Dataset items
========================================================================
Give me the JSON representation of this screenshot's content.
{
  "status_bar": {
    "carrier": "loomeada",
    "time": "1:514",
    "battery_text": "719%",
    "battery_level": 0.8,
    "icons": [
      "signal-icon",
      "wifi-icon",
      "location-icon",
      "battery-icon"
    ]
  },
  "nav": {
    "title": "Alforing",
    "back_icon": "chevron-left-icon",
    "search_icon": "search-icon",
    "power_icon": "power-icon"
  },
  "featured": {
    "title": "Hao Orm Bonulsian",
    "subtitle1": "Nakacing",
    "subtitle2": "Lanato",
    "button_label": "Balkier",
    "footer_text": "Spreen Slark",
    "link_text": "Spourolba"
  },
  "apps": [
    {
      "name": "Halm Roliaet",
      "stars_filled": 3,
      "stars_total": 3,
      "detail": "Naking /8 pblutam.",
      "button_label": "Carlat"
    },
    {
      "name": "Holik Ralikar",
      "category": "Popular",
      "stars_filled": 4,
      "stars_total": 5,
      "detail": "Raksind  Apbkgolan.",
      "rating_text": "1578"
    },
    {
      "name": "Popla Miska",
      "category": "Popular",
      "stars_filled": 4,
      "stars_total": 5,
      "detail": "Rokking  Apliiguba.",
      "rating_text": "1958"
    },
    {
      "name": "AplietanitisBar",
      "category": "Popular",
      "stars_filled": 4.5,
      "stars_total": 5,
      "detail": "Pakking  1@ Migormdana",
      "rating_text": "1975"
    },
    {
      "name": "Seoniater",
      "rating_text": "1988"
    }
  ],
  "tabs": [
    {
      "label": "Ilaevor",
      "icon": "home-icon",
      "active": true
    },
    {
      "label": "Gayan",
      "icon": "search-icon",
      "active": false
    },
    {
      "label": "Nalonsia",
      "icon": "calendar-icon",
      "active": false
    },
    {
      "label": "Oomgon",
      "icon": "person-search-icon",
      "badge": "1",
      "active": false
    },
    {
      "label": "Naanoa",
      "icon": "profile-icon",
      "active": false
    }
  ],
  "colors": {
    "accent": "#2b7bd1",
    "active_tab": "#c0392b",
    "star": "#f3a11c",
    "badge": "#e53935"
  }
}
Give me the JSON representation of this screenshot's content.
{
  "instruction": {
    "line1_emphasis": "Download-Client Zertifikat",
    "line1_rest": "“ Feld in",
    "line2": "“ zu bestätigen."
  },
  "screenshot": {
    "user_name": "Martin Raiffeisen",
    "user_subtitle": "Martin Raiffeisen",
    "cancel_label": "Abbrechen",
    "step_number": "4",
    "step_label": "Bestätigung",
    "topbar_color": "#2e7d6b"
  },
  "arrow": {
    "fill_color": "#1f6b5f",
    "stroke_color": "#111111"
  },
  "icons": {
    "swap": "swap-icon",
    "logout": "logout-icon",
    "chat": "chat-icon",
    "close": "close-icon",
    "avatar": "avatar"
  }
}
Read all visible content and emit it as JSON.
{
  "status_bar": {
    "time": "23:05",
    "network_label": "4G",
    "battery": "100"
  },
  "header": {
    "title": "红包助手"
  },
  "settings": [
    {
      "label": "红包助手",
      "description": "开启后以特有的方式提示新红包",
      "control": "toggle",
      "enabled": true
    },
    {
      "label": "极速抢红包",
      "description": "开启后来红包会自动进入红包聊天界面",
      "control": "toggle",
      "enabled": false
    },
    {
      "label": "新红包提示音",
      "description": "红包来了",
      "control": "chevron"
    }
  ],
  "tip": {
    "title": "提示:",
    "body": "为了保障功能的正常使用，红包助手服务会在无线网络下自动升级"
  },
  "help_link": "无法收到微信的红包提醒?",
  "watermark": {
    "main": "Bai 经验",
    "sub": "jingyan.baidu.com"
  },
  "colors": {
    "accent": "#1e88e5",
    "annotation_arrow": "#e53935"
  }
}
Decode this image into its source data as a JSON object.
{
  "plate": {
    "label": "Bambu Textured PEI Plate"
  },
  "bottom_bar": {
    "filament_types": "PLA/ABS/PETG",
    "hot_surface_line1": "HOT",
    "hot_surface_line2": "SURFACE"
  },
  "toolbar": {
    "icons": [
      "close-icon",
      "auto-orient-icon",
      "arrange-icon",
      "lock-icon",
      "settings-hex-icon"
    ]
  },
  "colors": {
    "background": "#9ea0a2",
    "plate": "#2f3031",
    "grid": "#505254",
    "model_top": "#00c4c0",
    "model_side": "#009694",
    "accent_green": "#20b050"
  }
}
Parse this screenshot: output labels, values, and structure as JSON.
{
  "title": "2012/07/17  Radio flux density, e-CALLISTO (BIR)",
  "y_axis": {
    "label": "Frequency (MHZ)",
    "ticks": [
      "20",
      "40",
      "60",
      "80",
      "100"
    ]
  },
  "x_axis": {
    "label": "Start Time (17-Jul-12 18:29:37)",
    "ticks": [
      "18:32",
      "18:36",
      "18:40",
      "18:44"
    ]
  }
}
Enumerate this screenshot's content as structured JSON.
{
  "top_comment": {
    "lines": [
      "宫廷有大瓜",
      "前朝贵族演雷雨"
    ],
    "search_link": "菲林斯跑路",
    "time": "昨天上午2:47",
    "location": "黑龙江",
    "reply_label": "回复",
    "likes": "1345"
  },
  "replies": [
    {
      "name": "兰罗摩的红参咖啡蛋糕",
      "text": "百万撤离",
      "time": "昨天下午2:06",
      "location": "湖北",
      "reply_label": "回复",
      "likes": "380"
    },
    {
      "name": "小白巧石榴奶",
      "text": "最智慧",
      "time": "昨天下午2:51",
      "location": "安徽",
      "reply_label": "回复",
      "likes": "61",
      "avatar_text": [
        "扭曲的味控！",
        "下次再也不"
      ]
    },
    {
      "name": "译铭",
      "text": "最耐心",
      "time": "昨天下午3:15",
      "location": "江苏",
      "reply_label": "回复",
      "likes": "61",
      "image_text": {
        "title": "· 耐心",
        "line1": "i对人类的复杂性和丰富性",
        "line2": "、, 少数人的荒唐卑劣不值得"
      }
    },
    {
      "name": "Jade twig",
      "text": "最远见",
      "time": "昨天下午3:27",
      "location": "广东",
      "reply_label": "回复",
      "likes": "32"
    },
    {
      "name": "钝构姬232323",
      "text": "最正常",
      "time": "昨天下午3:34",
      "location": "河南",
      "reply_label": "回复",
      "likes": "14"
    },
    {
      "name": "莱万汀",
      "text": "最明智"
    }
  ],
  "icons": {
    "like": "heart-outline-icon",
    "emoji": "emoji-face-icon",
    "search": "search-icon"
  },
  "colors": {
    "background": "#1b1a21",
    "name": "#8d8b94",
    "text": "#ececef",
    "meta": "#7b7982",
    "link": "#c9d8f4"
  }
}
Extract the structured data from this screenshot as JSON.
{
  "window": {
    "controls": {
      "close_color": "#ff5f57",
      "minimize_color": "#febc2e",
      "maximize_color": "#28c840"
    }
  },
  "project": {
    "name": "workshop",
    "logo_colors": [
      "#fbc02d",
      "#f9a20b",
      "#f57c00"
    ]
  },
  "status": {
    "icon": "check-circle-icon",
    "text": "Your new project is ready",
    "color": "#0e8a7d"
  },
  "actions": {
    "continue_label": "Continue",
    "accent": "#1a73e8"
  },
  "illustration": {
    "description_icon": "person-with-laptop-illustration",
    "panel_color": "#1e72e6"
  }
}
========================================================================
**STATED PROBLEM**. Reproduce each entry word for word.

**RESPONSE TO THIS EXERCISE**.
Give me the JSON representation of this screenshot's content.
{
  "status_bar": {
    "carrier": "loomeada",
    "time": "1:514",
    "battery_text": "719%",
    "battery_level": 0.8,
    "icons": [
      "signal-icon",
      "wifi-icon",
      "location-icon",
      "battery-icon"
    ]
  },
  "nav": {
    "title": "Alforing",
    "back_icon": "chevron-left-icon",
    "search_icon": "search-icon",
    "power_icon": "power-icon"
  },
  "featured": {
    "title": "Hao Orm Bonulsian",
    "subtitle1": "Nakacing",
    "subtitle2": "Lanato",
    "button_label": "Balkier",
    "footer_text": "Spreen Slark",
    "link_text": "Spourolba"
  },
  "apps": [
    {
      "name": "Halm Roliaet",
      "stars_filled": 3,
      "stars_total": 3,
      "detail": "Naking /8 pblutam.",
      "button_label": "Carlat"
    },
    {
      "name": "Holik Ralikar",
      "category": "Popular",
      "stars_filled": 4,
      "stars_total": 5,
      "detail": "Raksind  Apbkgolan.",
      "rating_text": "1578"
    },
    {
      "name": "Popla Miska",
      "category": "Popular",
      "stars_filled": 4,
      "stars_total": 5,
      "detail": "Rokking  Apliiguba.",
      "rating_text": "1958"
    },
    {
      "name": "AplietanitisBar",
      "category": "Popular",
      "stars_filled": 4.5,
      "stars_total": 5,
      "detail": "Pakking  1@ Migormdana",
      "rating_text": "1975"
    },
    {
      "name": "Seoniater",
      "rating_text": "1988"
    }
  ],
  "tabs": [
    {
      "label": "Ilaevor",
      "icon": "home-icon",
      "active": true
    },
    {
      "label": "Gayan",
      "icon": "search-icon",
      "active": false
    },
    {
      "label": "Nalonsia",
      "icon": "calendar-icon",
      "active": false
    },
    {
      "label": "Oomgon",
      "icon": "person-search-icon",
      "badge": "1",
      "active": false
    },
    {
      "label": "Naanoa",
      "icon": "profile-icon",
      "active": false
    }
  ],
  "colors": {
    "accent": "#2b7bd1",
    "active_tab": "#c0392b",
    "star": "#f3a11c",
    "badge": "#e53935"
  }
}
Give me the JSON representation of this screenshot's content.
{
  "instruction": {
    "line1_emphasis": "Download-Client Zertifikat",
    "line1_rest": "“ Feld in",
    "line2": "“ zu bestätigen."
  },
  "screenshot": {
    "user_name": "Martin Raiffeisen",
    "user_subtitle": "Martin Raiffeisen",
    "cancel_label": "Abbrechen",
    "step_number": "4",
    "step_label": "Bestätigung",
    "topbar_color": "#2e7d6b"
  },
  "arrow": {
    "fill_color": "#1f6b5f",
    "stroke_color": "#111111"
  },
  "icons": {
    "swap": "swap-icon",
    "logout": "logout-icon",
    "chat": "chat-icon",
    "close": "close-icon",
    "avatar": "avatar"
  }
}
Read all visible content and emit it as JSON.
{
  "status_bar": {
    "time": "23:05",
    "network_label": "4G",
    "battery": "100"
  },
  "header": {
    "title": "红包助手"
  },
  "settings": [
    {
      "label": "红包助手",
      "description": "开启后以特有的方式提示新红包",
      "control": "toggle",
      "enabled": true
    },
    {
      "label": "极速抢红包",
      "description": "开启后来红包会自动进入红包聊天界面",
      "control": "toggle",
      "enabled": false
    },
    {
      "label": "新红包提示音",
      "description": "红包来了",
      "control": "chevron"
    }
  ],
  "tip": {
    "title": "提示:",
    "body": "为了保障功能的正常使用，红包助手服务会在无线网络下自动升级"
  },
  "help_link": "无法收到微信的红包提醒?",
  "watermark": {
    "main": "Bai 经验",
    "sub": "jingyan.baidu.com"
  },
  "colors": {
    "accent": "#1e88e5",
    "annotation_arrow": "#e53935"
  }
}
Decode this image into its source data as a JSON object.
{
  "plate": {
    "label": "Bambu Textured PEI Plate"
  },
  "bottom_bar": {
    "filament_types": "PLA/ABS/PETG",
    "hot_surface_line1": "HOT",
    "hot_surface_line2": "SURFACE"
  },
  "toolbar": {
    "icons": [
      "close-icon",
      "auto-orient-icon",
      "arrange-icon",
      "lock-icon",
      "settings-hex-icon"
    ]
  },
  "colors": {
    "background": "#9ea0a2",
    "plate": "#2f3031",
    "grid": "#505254",
    "model_top": "#00c4c0",
    "model_side": "#009694",
    "accent_green": "#20b050"
  }
}
Parse this screenshot: output labels, values, and structure as JSON.
{
  "title": "2012/07/17  Radio flux density, e-CALLISTO (BIR)",
  "y_axis": {
    "label": "Frequency (MHZ)",
    "ticks": [
      "20",
      "40",
      "60",
      "80",
      "100"
    ]
  },
  "x_axis": {
    "label": "Start Time (17-Jul-12 18:29:37)",
    "ticks": [
      "18:32",
      "18:36",
      "18:40",
      "18:44"
    ]
  }
}
Enumerate this screenshot's content as structured JSON.
{
  "top_comment": {
    "lines": [
      "宫廷有大瓜",
      "前朝贵族演雷雨"
    ],
    "search_link": "菲林斯跑路",
    "time": "昨天上午2:47",
    "location": "黑龙江",
    "reply_label": "回复",
    "likes": "1345"
  },
  "replies": [
    {
      "name": "兰罗摩的红参咖啡蛋糕",
      "text": "百万撤离",
      "time": "昨天下午2:06",
      "location": "湖北",
      "reply_label": "回复",
      "likes": "380"
    },
    {
      "name": "小白巧石榴奶",
      "text": "最智慧",
      "time": "昨天下午2:51",
      "location": "安徽",
      "reply_label": "回复",
      "likes": "61",
      "avatar_text": [
        "扭曲的味控！",
        "下次再也不"
      ]
    },
    {
      "name": "译铭",
      "text": "最耐心",
      "time": "昨天下午3:15",
      "location": "江苏",
      "reply_label": "回复",
      "likes": "61",
      "image_text": {
        "title": "· 耐心",
        "line1": "i对人类的复杂性和丰富性",
        "line2": "、, 少数人的荒唐卑劣不值得"
      }
    },
    {
      "name": "Jade twig",
      "text": "最远见",
      "time": "昨天下午3:27",
      "location": "广东",
      "reply_label": "回复",
      "likes": "32"
    },
    {
      "name": "钝构姬232323",
      "text": "最正常",
      "time": "昨天下午3:34",
      "location": "河南",
      "reply_label": "回复",
      "likes": "14"
    },
    {
      "name": "莱万汀",
      "text": "最明智"
    }
  ],
  "icons": {
    "like": "heart-outline-icon",
    "emoji": "emoji-face-icon",
    "search": "search-icon"
  },
  "colors": {
    "background": "#1b1a21",
    "name": "#8d8b94",
    "text": "#ececef",
    "meta": "#7b7982",
    "link": "#c9d8f4"
  }
}
Extract the structured data from this screenshot as JSON.
{
  "window": {
    "controls": {
      "close_color": "#ff5f57",
      "minimize_color": "#febc2e",
      "maximize_color": "#28c840"
    }
  },
  "project": {
    "name": "workshop",
    "logo_colors": [
      "#fbc02d",
      "#f9a20b",
      "#f57c00"
    ]
  },
  "status": {
    "icon": "check-circle-icon",
    "text": "Your new project is ready",
    "color": "#0e8a7d"
  },
  "actions": {
    "continue_label": "Continue",
    "accent": "#1a73e8"
  },
  "illustration": {
    "description_icon": "person-with-laptop-illustration",
    "panel_color": "#1e72e6"
  }
}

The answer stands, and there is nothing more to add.